AIM OF THE TASK: Determine the number of lines containing the word "name". Reply with it and nothing else.

-- start INPUT ROWS --

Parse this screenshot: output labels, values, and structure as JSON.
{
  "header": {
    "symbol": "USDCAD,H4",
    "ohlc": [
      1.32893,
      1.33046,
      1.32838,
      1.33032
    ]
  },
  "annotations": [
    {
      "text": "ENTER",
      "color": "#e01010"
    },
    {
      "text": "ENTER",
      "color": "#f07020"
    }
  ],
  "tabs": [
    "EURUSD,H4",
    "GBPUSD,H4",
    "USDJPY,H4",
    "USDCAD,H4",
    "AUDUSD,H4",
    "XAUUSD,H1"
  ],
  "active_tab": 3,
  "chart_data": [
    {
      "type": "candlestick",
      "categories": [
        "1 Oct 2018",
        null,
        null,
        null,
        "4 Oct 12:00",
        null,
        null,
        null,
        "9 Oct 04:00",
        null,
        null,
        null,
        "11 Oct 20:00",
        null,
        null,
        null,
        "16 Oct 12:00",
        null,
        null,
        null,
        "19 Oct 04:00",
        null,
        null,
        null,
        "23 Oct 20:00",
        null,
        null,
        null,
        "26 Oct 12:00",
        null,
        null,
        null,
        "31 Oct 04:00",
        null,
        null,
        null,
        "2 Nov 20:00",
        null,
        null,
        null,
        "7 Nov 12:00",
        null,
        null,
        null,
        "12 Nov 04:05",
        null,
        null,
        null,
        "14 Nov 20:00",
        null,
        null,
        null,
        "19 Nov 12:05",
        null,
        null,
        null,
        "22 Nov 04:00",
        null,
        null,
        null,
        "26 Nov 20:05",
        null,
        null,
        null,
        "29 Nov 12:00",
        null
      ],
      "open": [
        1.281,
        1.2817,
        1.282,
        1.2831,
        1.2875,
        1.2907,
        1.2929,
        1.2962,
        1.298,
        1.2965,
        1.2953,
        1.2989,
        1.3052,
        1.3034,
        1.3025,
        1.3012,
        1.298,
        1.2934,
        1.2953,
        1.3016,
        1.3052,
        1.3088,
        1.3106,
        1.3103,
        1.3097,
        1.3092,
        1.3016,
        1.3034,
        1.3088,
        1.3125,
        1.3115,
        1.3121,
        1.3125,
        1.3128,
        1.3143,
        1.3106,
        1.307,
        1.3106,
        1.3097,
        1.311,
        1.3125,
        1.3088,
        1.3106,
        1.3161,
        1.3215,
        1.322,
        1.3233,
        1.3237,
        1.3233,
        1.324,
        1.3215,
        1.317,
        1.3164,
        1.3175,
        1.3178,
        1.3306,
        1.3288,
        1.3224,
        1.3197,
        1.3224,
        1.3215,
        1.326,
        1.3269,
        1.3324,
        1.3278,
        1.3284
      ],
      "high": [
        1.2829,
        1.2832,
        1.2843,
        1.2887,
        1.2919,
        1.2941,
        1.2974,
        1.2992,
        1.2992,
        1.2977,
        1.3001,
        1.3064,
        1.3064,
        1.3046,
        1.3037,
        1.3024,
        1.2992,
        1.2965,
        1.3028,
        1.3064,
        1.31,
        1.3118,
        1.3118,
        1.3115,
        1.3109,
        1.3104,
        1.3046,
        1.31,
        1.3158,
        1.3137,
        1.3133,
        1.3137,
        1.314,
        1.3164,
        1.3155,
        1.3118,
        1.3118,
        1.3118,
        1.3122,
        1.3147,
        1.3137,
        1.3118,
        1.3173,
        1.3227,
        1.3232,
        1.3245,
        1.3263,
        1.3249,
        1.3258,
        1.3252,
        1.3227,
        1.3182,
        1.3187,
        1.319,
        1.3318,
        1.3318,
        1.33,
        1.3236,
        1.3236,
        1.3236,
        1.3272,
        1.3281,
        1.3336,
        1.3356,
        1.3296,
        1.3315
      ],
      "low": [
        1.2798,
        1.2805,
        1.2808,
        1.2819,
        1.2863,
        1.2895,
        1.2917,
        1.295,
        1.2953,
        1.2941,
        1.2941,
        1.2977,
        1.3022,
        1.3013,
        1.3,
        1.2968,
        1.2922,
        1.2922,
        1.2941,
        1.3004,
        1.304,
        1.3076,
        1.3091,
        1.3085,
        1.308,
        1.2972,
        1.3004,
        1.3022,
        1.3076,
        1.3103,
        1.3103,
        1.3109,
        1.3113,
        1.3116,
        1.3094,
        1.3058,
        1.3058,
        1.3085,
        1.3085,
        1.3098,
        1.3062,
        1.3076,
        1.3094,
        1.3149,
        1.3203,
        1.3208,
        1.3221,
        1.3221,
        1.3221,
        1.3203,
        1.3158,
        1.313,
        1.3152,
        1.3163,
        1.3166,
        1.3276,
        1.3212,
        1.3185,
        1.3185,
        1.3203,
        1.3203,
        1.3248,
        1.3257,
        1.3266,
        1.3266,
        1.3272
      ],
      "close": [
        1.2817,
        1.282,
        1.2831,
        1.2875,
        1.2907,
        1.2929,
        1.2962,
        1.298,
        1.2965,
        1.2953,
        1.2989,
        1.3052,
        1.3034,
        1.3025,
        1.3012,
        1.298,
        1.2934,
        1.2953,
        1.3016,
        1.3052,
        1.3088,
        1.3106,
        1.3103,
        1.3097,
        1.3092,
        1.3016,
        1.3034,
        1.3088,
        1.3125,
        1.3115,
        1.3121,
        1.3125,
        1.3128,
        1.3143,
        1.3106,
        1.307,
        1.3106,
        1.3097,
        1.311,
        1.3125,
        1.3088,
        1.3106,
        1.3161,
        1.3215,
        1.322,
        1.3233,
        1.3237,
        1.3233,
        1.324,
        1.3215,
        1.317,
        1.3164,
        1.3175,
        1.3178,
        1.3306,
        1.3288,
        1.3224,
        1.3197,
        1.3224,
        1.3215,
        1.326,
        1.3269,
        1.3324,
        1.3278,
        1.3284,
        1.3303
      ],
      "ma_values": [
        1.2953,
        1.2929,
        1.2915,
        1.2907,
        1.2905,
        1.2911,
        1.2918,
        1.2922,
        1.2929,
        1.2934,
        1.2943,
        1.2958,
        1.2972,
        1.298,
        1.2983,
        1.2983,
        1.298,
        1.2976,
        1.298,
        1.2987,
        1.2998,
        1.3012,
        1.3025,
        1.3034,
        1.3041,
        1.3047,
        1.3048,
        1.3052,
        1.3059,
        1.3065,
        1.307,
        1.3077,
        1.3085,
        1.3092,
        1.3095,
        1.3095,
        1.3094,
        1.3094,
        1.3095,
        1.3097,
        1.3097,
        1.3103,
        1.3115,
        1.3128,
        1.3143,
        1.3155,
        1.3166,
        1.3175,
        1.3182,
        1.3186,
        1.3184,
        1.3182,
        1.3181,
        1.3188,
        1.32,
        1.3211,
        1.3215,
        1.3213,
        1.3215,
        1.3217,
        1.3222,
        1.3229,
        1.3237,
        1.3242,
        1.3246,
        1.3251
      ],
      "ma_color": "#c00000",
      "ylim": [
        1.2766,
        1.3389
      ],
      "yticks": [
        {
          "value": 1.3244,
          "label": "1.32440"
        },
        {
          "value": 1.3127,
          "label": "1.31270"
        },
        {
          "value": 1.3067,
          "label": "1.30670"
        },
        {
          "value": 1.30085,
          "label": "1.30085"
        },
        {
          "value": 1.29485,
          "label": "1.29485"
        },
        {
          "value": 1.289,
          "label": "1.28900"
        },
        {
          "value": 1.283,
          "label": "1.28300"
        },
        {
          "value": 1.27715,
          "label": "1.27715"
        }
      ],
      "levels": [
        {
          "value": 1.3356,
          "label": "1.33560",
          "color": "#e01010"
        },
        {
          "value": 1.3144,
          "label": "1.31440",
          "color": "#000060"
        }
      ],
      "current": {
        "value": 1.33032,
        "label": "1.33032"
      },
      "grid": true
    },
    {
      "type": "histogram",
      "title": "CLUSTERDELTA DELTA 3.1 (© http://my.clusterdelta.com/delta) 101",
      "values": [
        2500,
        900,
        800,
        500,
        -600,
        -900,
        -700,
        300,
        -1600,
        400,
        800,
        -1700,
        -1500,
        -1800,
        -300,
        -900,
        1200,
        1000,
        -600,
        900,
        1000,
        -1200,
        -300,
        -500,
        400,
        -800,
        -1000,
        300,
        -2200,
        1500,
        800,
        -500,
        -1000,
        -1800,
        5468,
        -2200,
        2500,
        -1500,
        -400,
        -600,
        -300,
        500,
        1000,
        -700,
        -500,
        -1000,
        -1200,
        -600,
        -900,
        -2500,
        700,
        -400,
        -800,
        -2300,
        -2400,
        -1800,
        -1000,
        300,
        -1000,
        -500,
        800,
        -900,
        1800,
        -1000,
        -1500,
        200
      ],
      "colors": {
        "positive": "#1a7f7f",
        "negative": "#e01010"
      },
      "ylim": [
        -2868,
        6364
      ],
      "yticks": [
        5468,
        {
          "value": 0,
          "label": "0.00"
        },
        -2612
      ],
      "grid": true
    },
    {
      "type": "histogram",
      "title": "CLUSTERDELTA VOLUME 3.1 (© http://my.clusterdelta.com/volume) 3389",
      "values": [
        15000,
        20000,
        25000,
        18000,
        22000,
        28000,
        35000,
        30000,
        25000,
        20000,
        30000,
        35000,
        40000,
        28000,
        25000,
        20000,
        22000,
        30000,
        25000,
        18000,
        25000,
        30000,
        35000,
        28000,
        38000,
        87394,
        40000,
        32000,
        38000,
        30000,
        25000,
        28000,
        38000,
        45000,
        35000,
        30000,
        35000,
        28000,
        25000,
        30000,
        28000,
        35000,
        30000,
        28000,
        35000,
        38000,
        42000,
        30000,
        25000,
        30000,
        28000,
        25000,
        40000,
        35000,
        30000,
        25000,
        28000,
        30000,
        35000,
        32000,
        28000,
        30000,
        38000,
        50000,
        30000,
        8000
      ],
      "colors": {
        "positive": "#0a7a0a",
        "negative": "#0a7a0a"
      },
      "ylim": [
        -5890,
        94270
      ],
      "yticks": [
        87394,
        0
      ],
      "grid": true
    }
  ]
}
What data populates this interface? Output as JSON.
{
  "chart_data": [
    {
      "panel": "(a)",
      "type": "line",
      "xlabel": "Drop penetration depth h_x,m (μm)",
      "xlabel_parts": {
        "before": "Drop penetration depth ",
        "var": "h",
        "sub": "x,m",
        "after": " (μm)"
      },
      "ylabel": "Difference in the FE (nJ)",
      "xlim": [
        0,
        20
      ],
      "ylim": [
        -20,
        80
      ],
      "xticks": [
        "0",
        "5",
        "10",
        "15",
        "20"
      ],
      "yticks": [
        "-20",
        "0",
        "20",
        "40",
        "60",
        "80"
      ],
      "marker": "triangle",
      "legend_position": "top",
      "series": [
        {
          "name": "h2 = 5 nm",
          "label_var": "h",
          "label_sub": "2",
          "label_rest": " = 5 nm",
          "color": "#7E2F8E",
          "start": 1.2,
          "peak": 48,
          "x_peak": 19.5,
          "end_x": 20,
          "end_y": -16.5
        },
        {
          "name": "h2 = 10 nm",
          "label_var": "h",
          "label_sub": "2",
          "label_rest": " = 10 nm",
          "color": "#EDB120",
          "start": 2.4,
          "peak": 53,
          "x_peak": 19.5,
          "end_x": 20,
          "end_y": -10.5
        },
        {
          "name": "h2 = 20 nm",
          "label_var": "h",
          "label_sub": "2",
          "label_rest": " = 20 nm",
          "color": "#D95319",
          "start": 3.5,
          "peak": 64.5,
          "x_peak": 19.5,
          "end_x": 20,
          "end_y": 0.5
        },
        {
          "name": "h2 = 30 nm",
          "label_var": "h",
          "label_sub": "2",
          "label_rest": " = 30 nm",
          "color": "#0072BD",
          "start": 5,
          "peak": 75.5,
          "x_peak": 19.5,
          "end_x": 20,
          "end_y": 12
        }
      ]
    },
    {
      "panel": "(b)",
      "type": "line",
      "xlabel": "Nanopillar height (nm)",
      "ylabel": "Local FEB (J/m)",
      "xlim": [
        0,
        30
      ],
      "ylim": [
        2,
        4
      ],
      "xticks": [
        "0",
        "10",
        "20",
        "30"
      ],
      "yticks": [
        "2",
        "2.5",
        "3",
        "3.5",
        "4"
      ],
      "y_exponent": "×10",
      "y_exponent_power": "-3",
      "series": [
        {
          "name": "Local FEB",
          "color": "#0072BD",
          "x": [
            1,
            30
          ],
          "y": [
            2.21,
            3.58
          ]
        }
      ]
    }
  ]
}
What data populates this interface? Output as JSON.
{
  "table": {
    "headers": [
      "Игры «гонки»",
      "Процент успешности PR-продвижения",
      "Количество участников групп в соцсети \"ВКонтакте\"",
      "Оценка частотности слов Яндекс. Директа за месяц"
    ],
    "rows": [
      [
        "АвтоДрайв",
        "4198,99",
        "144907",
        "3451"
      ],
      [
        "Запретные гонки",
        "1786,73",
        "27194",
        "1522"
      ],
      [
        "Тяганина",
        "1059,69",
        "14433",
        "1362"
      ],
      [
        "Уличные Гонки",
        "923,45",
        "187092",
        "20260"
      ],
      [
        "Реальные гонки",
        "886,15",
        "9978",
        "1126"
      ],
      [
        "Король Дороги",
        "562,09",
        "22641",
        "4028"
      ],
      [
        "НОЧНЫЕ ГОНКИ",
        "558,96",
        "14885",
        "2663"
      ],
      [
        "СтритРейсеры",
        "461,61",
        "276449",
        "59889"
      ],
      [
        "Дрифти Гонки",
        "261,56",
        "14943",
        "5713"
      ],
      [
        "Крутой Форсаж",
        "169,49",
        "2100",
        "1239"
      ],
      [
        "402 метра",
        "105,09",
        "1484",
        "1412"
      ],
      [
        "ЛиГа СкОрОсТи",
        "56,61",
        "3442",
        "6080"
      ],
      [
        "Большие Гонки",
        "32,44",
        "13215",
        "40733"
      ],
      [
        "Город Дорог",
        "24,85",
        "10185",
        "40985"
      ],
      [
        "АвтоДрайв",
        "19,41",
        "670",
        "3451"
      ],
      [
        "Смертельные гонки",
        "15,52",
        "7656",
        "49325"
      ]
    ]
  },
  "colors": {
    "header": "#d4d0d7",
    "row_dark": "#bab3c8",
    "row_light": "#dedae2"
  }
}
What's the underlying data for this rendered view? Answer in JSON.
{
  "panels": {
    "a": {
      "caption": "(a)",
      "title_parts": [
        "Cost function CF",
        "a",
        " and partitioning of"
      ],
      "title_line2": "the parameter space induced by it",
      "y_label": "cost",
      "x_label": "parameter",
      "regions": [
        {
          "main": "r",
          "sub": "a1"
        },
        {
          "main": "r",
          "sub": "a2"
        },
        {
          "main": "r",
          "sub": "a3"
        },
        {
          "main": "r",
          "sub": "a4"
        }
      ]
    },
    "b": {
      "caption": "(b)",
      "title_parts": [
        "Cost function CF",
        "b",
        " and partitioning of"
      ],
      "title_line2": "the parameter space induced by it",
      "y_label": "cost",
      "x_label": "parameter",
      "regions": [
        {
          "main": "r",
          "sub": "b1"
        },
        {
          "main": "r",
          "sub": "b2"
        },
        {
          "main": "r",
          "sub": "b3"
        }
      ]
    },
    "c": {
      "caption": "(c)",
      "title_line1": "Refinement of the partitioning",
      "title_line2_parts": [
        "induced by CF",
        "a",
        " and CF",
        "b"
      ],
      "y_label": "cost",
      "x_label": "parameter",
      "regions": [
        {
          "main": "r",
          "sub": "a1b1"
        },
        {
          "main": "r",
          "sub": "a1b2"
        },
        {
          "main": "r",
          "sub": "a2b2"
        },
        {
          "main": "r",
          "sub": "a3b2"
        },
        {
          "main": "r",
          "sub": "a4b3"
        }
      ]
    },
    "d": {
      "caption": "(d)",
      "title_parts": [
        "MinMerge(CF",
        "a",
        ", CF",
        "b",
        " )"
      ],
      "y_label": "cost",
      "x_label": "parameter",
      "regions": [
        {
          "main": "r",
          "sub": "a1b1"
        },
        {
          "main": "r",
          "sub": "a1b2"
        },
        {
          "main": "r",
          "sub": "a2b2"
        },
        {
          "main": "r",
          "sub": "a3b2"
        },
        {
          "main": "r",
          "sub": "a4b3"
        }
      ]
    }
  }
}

-- end INPUT ROWS --

WRITTEN REPLY: 5